▶ WORK TO COMPLETE
Go through each line of the records below and count those with the word "value". Give only the count.

▶ DATASET ENTRIES
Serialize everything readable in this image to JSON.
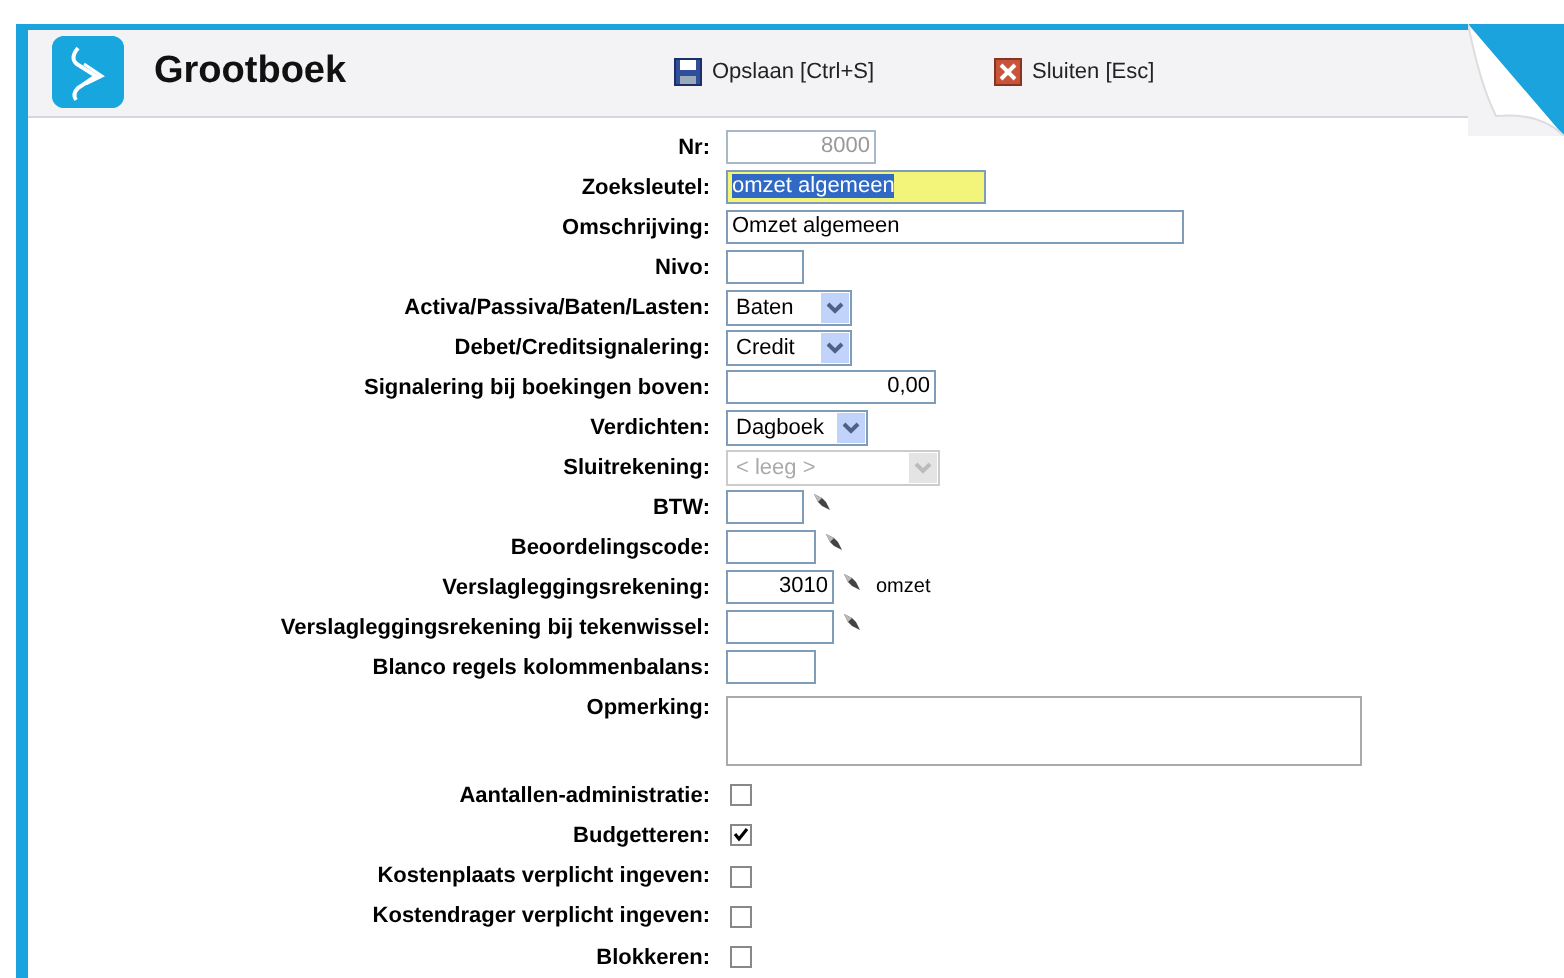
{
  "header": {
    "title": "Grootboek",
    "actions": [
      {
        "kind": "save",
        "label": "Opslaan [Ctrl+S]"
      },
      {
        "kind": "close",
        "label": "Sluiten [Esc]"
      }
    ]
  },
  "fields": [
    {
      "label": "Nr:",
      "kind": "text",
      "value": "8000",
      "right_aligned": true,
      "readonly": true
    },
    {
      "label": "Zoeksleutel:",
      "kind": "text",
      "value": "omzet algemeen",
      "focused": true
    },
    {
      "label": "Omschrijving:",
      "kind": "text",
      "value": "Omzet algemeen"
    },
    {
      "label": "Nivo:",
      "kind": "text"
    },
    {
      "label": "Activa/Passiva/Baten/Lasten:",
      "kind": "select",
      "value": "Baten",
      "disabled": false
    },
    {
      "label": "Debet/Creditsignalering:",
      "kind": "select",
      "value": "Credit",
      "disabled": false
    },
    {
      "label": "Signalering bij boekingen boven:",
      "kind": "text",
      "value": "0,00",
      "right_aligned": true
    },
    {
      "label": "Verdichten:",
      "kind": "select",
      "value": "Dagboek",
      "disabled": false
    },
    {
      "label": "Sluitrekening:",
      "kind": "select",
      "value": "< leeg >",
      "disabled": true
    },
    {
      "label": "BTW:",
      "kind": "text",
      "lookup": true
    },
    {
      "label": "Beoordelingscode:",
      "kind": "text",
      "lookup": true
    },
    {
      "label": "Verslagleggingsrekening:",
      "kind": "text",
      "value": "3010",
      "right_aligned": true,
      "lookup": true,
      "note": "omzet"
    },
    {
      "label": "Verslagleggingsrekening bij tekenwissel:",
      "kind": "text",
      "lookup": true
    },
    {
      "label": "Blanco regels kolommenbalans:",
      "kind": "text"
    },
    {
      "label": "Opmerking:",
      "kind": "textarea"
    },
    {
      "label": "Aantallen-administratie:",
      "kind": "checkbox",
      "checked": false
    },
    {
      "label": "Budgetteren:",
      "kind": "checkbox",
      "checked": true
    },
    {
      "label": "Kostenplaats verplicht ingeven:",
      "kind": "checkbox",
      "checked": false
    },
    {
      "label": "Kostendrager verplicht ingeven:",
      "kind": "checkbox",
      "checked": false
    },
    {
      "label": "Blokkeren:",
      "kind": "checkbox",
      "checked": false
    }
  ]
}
==
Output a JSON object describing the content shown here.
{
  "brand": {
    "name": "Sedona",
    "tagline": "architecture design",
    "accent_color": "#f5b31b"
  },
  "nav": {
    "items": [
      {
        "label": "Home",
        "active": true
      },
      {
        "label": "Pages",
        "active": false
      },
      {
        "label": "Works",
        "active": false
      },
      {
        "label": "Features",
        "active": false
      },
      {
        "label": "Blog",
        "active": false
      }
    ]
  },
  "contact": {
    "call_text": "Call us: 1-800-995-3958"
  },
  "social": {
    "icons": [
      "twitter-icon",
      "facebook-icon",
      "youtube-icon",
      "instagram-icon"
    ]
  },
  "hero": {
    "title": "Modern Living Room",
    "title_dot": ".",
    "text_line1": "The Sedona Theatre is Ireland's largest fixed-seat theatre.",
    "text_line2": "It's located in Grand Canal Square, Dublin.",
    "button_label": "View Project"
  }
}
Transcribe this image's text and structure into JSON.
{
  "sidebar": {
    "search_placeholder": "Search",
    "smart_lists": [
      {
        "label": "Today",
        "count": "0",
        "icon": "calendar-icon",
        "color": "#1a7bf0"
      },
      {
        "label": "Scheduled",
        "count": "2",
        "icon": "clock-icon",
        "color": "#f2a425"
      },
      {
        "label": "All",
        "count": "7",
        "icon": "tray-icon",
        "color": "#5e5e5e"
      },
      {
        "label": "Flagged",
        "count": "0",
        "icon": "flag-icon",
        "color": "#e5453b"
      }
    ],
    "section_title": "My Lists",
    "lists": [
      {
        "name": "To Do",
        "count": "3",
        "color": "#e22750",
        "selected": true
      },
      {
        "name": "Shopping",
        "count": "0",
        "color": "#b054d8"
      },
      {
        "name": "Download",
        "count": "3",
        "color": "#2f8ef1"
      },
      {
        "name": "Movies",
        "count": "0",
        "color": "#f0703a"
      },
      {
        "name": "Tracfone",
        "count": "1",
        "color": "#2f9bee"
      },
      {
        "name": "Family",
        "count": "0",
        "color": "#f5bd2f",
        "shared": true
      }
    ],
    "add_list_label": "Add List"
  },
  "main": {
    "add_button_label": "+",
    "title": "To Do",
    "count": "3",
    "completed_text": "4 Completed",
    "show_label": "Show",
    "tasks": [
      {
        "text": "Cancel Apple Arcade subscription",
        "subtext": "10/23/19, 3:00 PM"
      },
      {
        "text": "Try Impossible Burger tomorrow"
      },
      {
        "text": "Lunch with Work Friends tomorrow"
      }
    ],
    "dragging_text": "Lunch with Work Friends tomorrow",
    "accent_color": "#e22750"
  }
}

▶ PROBLEM SOLUTION
9